* Begin Entries *

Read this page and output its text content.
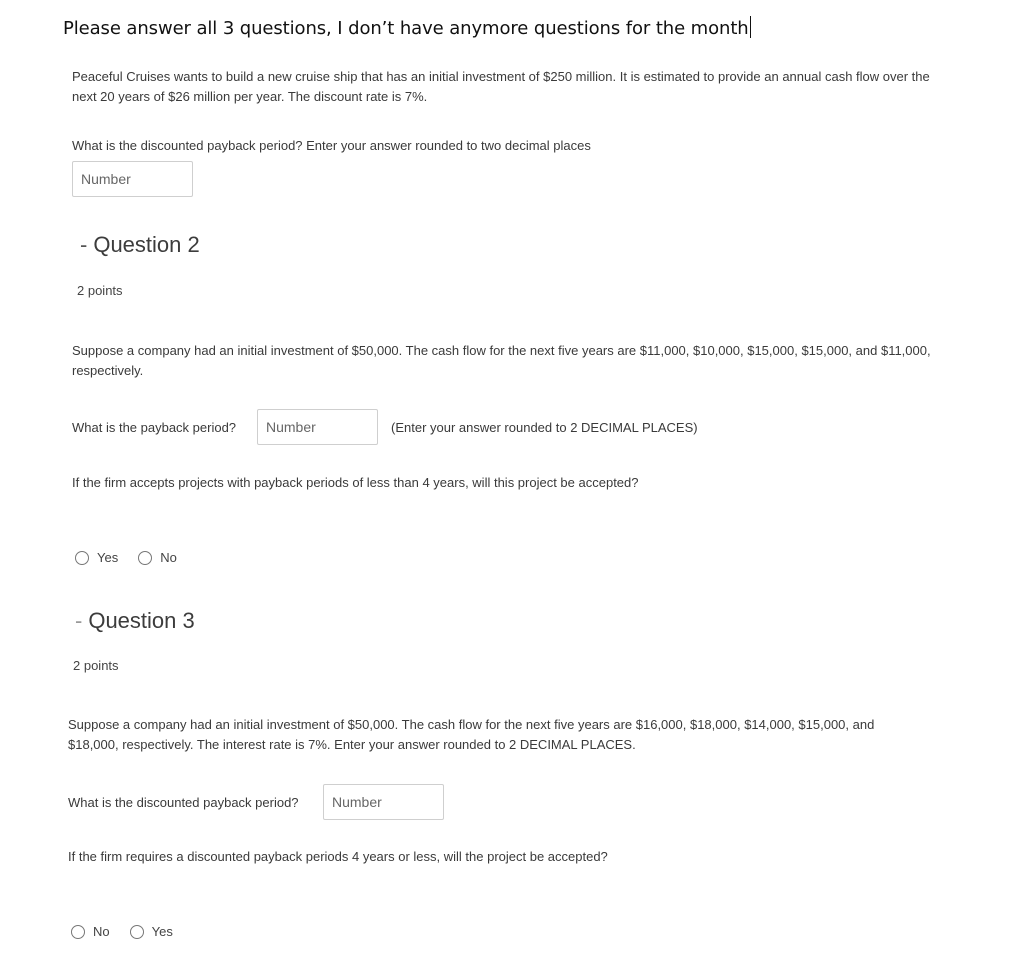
Please answer all 3 questions, I don’t have anymore questions for the month
Peaceful Cruises wants to build a new cruise ship that has an initial investment of $250 million. It is estimated to provide an annual cash flow over the next 20 years of $26 million per year. The discount rate is 7%.
What is the discounted payback period? Enter your answer rounded to two decimal places
Number
- Question 2
2 points
Suppose a company had an initial investment of $50,000. The cash flow for the next five years are $11,000, $10,000, $15,000, $15,000, and $11,000, respectively.
What is the payback period?
Number	(Enter your answer rounded to 2 DECIMAL PLACES)
If the firm accepts projects with payback periods of less than 4 years, will this project be accepted?
Yes	No
- Question 3
2 points
Suppose a company had an initial investment of $50,000. The cash flow for the next five years are $16,000, $18,000, $14,000, $15,000, and $18,000, respectively. The interest rate is 7%. Enter your answer rounded to 2 DECIMAL PLACES.
What is the discounted payback period?
Number
If the firm requires a discounted payback periods 4 years or less, will the project be accepted?
No	Yes
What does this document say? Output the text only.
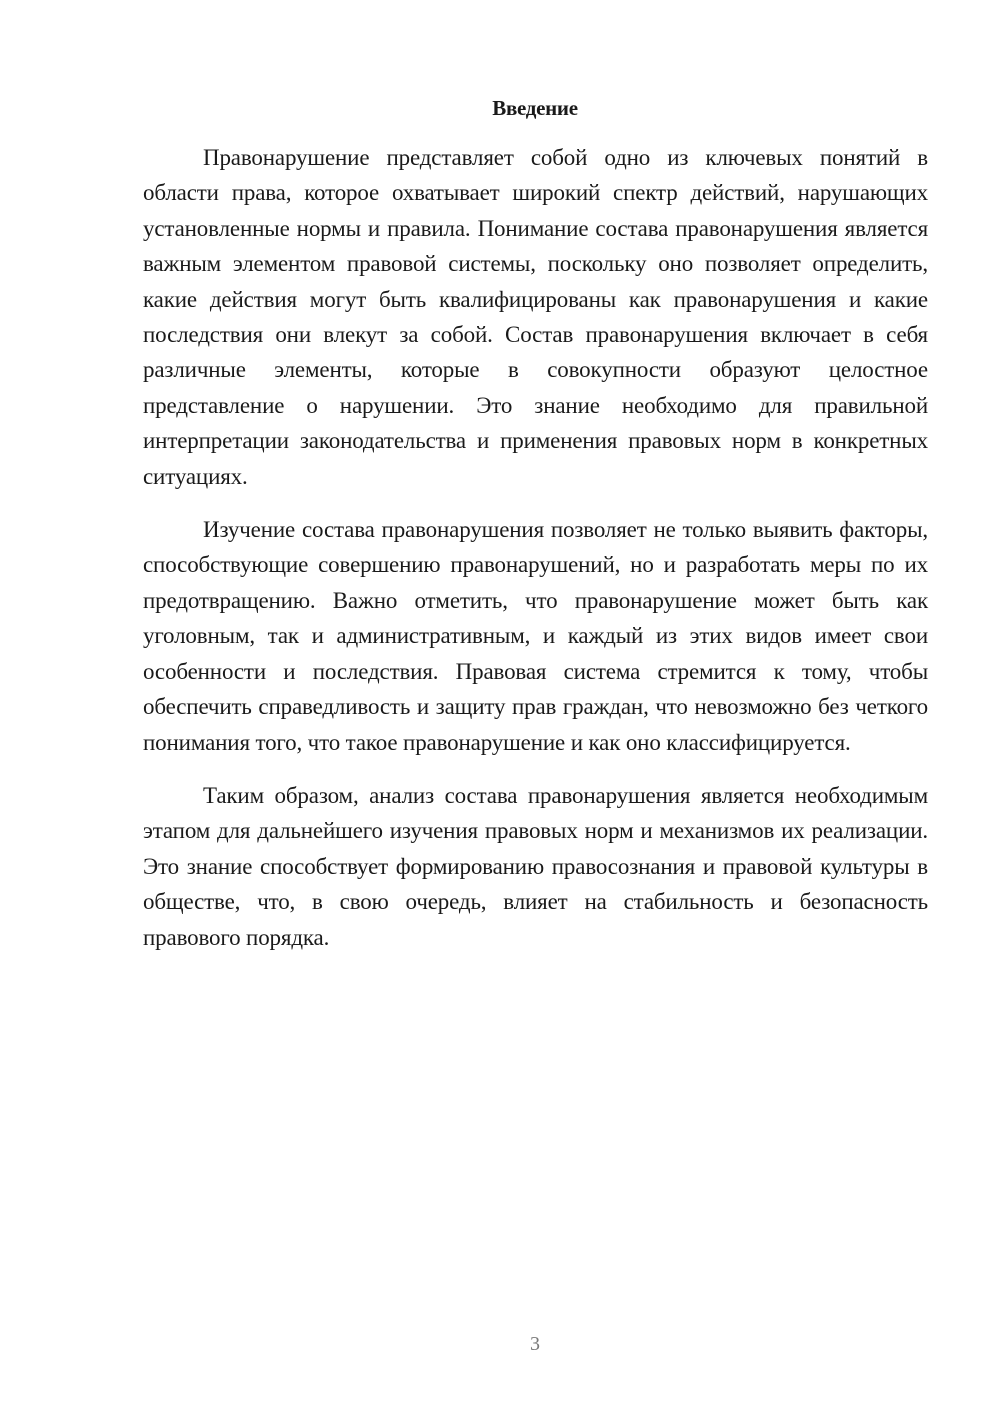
Введение

Правонарушение представляет собой одно из ключевых понятий в области права, которое охватывает широкий спектр действий, нарушающих установленные нормы и правила. Понимание состава правонарушения является важным элементом правовой системы, поскольку оно позволяет определить, какие действия могут быть квалифицированы как правонарушения и какие последствия они влекут за собой. Состав правонарушения включает в себя различные элементы, которые в совокупности образуют целостное представление о нарушении. Это знание необходимо для правильной интерпретации законодательства и применения правовых норм в конкретных ситуациях.

Изучение состава правонарушения позволяет не только выявить факторы, способствующие совершению правонарушений, но и разработать меры по их предотвращению. Важно отметить, что правонарушение может быть как уголовным, так и административным, и каждый из этих видов имеет свои особенности и последствия. Правовая система стремится к тому, чтобы обеспечить справедливость и защиту прав граждан, что невозможно без четкого понимания того, что такое правонарушение и как оно классифицируется.

Таким образом, анализ состава правонарушения является необходимым этапом для дальнейшего изучения правовых норм и механизмов их реализации. Это знание способствует формированию правосознания и правовой культуры в обществе, что, в свою очередь, влияет на стабильность и безопасность правового порядка.

3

* End Entries *

Exercise task: Transcribe all the records above word for word, without their images.

The completed task:
Read this page and output its text content.
Please answer all 3 questions, I don’t have anymore questions for the month
Peaceful Cruises wants to build a new cruise ship that has an initial investment of $250 million. It is estimated to provide an annual cash flow over the next 20 years of $26 million per year. The discount rate is 7%.
What is the discounted payback period? Enter your answer rounded to two decimal places
Number
- Question 2
2 points
Suppose a company had an initial investment of $50,000. The cash flow for the next five years are $11,000, $10,000, $15,000, $15,000, and $11,000, respectively.
What is the payback period?
Number	(Enter your answer rounded to 2 DECIMAL PLACES)
If the firm accepts projects with payback periods of less than 4 years, will this project be accepted?
Yes	No
- Question 3
2 points
Suppose a company had an initial investment of $50,000. The cash flow for the next five years are $16,000, $18,000, $14,000, $15,000, and $18,000, respectively. The interest rate is 7%. Enter your answer rounded to 2 DECIMAL PLACES.
What is the discounted payback period?
Number
If the firm requires a discounted payback periods 4 years or less, will the project be accepted?
No	Yes
What does this document say? Output the text only.
Введение

Правонарушение представляет собой одно из ключевых понятий в области права, которое охватывает широкий спектр действий, нарушающих установленные нормы и правила. Понимание состава правонарушения является важным элементом правовой системы, поскольку оно позволяет определить, какие действия могут быть квалифицированы как правонарушения и какие последствия они влекут за собой. Состав правонарушения включает в себя различные элементы, которые в совокупности образуют целостное представление о нарушении. Это знание необходимо для правильной интерпретации законодательства и применения правовых норм в конкретных ситуациях.

Изучение состава правонарушения позволяет не только выявить факторы, способствующие совершению правонарушений, но и разработать меры по их предотвращению. Важно отметить, что правонарушение может быть как уголовным, так и административным, и каждый из этих видов имеет свои особенности и последствия. Правовая система стремится к тому, чтобы обеспечить справедливость и защиту прав граждан, что невозможно без четкого понимания того, что такое правонарушение и как оно классифицируется.

Таким образом, анализ состава правонарушения является необходимым этапом для дальнейшего изучения правовых норм и механизмов их реализации. Это знание способствует формированию правосознания и правовой культуры в обществе, что, в свою очередь, влияет на стабильность и безопасность правового порядка.

3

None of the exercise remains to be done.